TASK DIRECTIONS
Give all of the lines again, with nothing added or dropped.

Dataset entries
^^^^^^^^^^^^^^^^

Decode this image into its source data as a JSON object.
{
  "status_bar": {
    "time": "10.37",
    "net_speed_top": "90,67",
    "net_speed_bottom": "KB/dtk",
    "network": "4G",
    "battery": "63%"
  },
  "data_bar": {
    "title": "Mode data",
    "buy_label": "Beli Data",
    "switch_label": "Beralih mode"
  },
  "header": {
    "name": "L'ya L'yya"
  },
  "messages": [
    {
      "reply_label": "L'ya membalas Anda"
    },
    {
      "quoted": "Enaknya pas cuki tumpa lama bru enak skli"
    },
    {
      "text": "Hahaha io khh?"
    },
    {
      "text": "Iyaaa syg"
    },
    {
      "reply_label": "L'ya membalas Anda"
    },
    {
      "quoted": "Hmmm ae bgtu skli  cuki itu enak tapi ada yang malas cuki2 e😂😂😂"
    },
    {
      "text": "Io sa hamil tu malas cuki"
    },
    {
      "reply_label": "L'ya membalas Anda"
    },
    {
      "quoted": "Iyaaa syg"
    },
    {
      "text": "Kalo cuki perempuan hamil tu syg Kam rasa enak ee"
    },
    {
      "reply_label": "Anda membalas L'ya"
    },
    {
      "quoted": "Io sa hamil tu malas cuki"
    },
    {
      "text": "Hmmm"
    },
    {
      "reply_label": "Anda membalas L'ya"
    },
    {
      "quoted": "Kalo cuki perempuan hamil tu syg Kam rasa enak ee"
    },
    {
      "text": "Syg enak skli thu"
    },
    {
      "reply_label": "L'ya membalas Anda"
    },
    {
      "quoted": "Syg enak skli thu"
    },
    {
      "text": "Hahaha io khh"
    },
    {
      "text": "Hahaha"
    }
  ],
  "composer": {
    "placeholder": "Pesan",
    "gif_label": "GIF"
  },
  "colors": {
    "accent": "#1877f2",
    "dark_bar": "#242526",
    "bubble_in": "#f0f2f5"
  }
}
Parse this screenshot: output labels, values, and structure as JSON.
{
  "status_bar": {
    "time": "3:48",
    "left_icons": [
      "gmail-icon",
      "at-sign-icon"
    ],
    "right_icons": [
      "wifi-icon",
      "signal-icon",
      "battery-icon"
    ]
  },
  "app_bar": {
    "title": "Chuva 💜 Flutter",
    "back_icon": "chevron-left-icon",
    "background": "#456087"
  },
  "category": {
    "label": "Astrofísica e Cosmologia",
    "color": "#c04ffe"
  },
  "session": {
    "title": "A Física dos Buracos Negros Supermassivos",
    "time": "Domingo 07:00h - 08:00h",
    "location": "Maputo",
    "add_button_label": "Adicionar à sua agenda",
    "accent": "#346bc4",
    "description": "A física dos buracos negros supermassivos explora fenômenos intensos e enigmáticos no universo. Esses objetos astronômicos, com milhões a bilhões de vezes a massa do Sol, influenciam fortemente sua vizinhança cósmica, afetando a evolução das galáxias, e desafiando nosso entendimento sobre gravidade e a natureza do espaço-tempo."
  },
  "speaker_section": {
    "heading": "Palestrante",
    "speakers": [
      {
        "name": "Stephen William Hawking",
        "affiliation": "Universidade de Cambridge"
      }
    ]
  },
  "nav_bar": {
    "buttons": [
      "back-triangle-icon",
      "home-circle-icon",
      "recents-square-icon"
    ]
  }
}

^^^^^^^^^^^^^^^^

EXERCISE OUTPUT
Decode this image into its source data as a JSON object.
{
  "status_bar": {
    "time": "10.37",
    "net_speed_top": "90,67",
    "net_speed_bottom": "KB/dtk",
    "network": "4G",
    "battery": "63%"
  },
  "data_bar": {
    "title": "Mode data",
    "buy_label": "Beli Data",
    "switch_label": "Beralih mode"
  },
  "header": {
    "name": "L'ya L'yya"
  },
  "messages": [
    {
      "reply_label": "L'ya membalas Anda"
    },
    {
      "quoted": "Enaknya pas cuki tumpa lama bru enak skli"
    },
    {
      "text": "Hahaha io khh?"
    },
    {
      "text": "Iyaaa syg"
    },
    {
      "reply_label": "L'ya membalas Anda"
    },
    {
      "quoted": "Hmmm ae bgtu skli  cuki itu enak tapi ada yang malas cuki2 e😂😂😂"
    },
    {
      "text": "Io sa hamil tu malas cuki"
    },
    {
      "reply_label": "L'ya membalas Anda"
    },
    {
      "quoted": "Iyaaa syg"
    },
    {
      "text": "Kalo cuki perempuan hamil tu syg Kam rasa enak ee"
    },
    {
      "reply_label": "Anda membalas L'ya"
    },
    {
      "quoted": "Io sa hamil tu malas cuki"
    },
    {
      "text": "Hmmm"
    },
    {
      "reply_label": "Anda membalas L'ya"
    },
    {
      "quoted": "Kalo cuki perempuan hamil tu syg Kam rasa enak ee"
    },
    {
      "text": "Syg enak skli thu"
    },
    {
      "reply_label": "L'ya membalas Anda"
    },
    {
      "quoted": "Syg enak skli thu"
    },
    {
      "text": "Hahaha io khh"
    },
    {
      "text": "Hahaha"
    }
  ],
  "composer": {
    "placeholder": "Pesan",
    "gif_label": "GIF"
  },
  "colors": {
    "accent": "#1877f2",
    "dark_bar": "#242526",
    "bubble_in": "#f0f2f5"
  }
}
Parse this screenshot: output labels, values, and structure as JSON.
{
  "status_bar": {
    "time": "3:48",
    "left_icons": [
      "gmail-icon",
      "at-sign-icon"
    ],
    "right_icons": [
      "wifi-icon",
      "signal-icon",
      "battery-icon"
    ]
  },
  "app_bar": {
    "title": "Chuva 💜 Flutter",
    "back_icon": "chevron-left-icon",
    "background": "#456087"
  },
  "category": {
    "label": "Astrofísica e Cosmologia",
    "color": "#c04ffe"
  },
  "session": {
    "title": "A Física dos Buracos Negros Supermassivos",
    "time": "Domingo 07:00h - 08:00h",
    "location": "Maputo",
    "add_button_label": "Adicionar à sua agenda",
    "accent": "#346bc4",
    "description": "A física dos buracos negros supermassivos explora fenômenos intensos e enigmáticos no universo. Esses objetos astronômicos, com milhões a bilhões de vezes a massa do Sol, influenciam fortemente sua vizinhança cósmica, afetando a evolução das galáxias, e desafiando nosso entendimento sobre gravidade e a natureza do espaço-tempo."
  },
  "speaker_section": {
    "heading": "Palestrante",
    "speakers": [
      {
        "name": "Stephen William Hawking",
        "affiliation": "Universidade de Cambridge"
      }
    ]
  },
  "nav_bar": {
    "buttons": [
      "back-triangle-icon",
      "home-circle-icon",
      "recents-square-icon"
    ]
  }
}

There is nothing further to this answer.